begin Dataset records
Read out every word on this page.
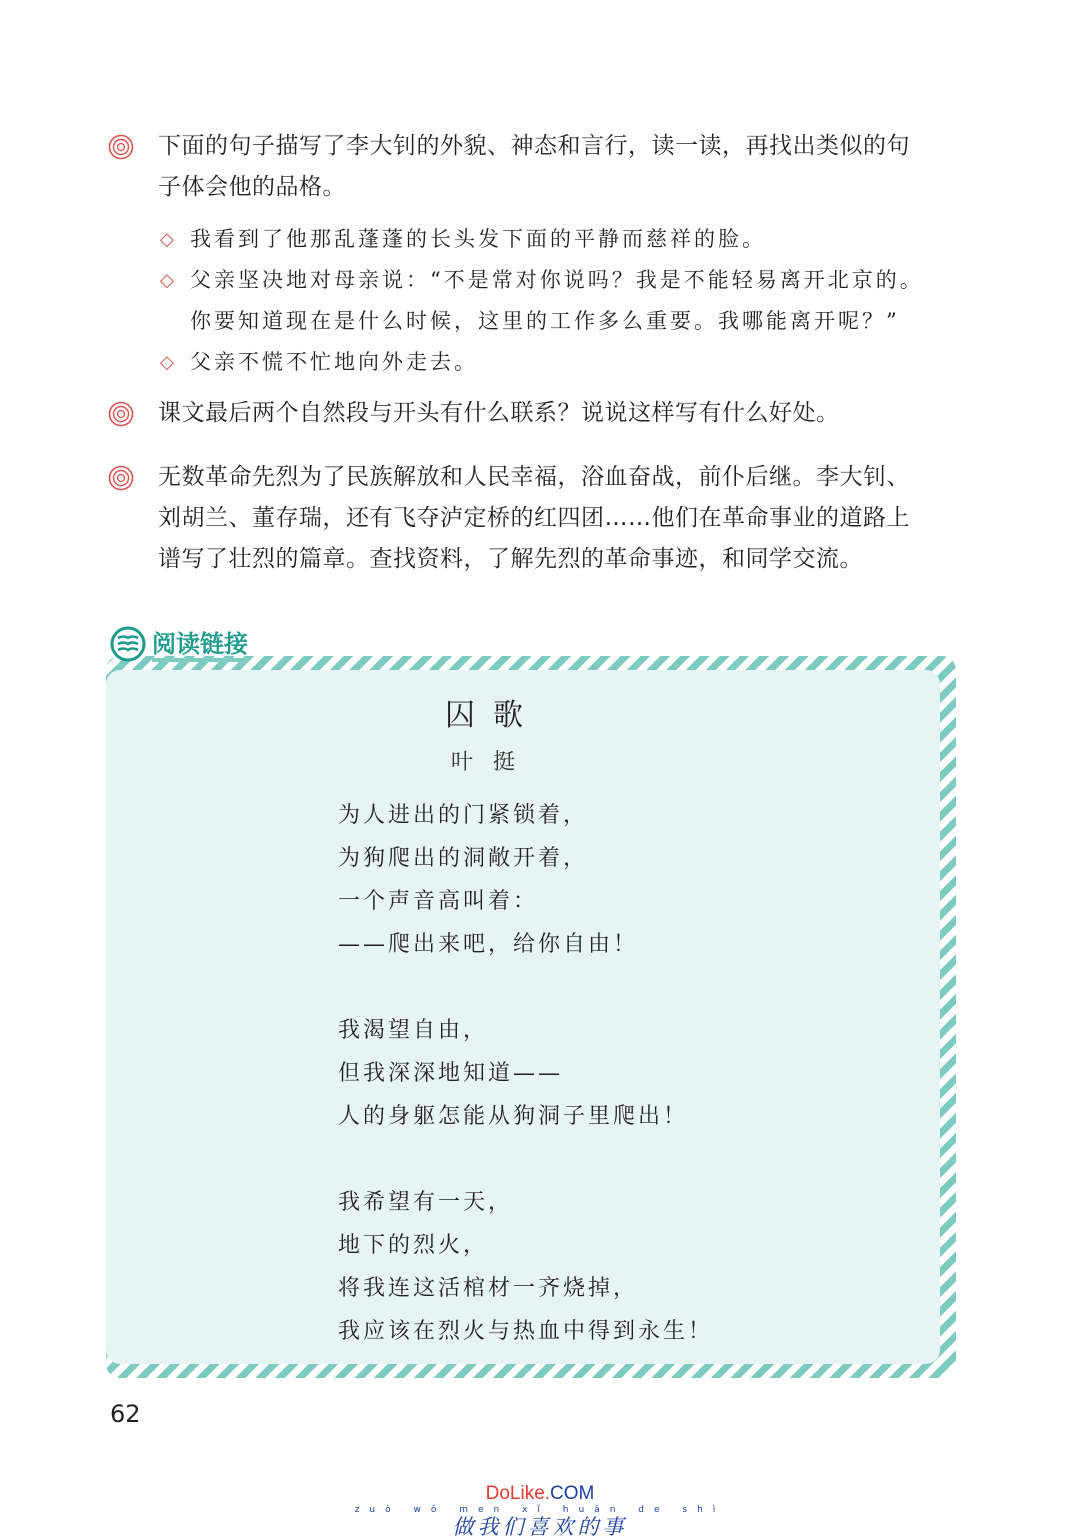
下面的句子描写了李大钊的外貌、神态和言行，读一读，再找出类似的句
子体会他的品格。
◇ 我看到了他那乱蓬蓬的长头发下面的平静而慈祥的脸。
◇ 父亲坚决地对母亲说：“不是常对你说吗？我是不能轻易离开北京的。
你要知道现在是什么时候，这里的工作多么重要。我哪能离开呢？”
◇ 父亲不慌不忙地向外走去。
课文最后两个自然段与开头有什么联系？说说这样写有什么好处。
无数革命先烈为了民族解放和人民幸福，浴血奋战，前仆后继。李大钊、
刘胡兰、董存瑞，还有飞夺泸定桥的红四团……他们在革命事业的道路上
谱写了壮烈的篇章。查找资料，了解先烈的革命事迹，和同学交流。
阅读链接
囚歌
叶挺
为人进出的门紧锁着，
为狗爬出的洞敞开着，
一个声音高叫着：
——爬出来吧，给你自由！
我渴望自由，
但我深深地知道——
人的身躯怎能从狗洞子里爬出！
我希望有一天，
地下的烈火，
将我连这活棺材一齐烧掉，
我应该在烈火与热血中得到永生！
62
DoLike.COM
zuò wǒ men xǐ huān de shì
做我们喜欢的事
end Dataset records
_Instruction_
Reproduce each entry precisely. Leave the pictures out.

_Result of the task_
Read out every word on this page.
下面的句子描写了李大钊的外貌、神态和言行，读一读，再找出类似的句
子体会他的品格。
◇ 我看到了他那乱蓬蓬的长头发下面的平静而慈祥的脸。
◇ 父亲坚决地对母亲说：“不是常对你说吗？我是不能轻易离开北京的。
你要知道现在是什么时候，这里的工作多么重要。我哪能离开呢？”
◇ 父亲不慌不忙地向外走去。
课文最后两个自然段与开头有什么联系？说说这样写有什么好处。
无数革命先烈为了民族解放和人民幸福，浴血奋战，前仆后继。李大钊、
刘胡兰、董存瑞，还有飞夺泸定桥的红四团……他们在革命事业的道路上
谱写了壮烈的篇章。查找资料，了解先烈的革命事迹，和同学交流。
阅读链接
囚歌
叶挺
为人进出的门紧锁着，
为狗爬出的洞敞开着，
一个声音高叫着：
——爬出来吧，给你自由！
我渴望自由，
但我深深地知道——
人的身躯怎能从狗洞子里爬出！
我希望有一天，
地下的烈火，
将我连这活棺材一齐烧掉，
我应该在烈火与热血中得到永生！
62
DoLike.COM
zuò wǒ men xǐ huān de shì
做我们喜欢的事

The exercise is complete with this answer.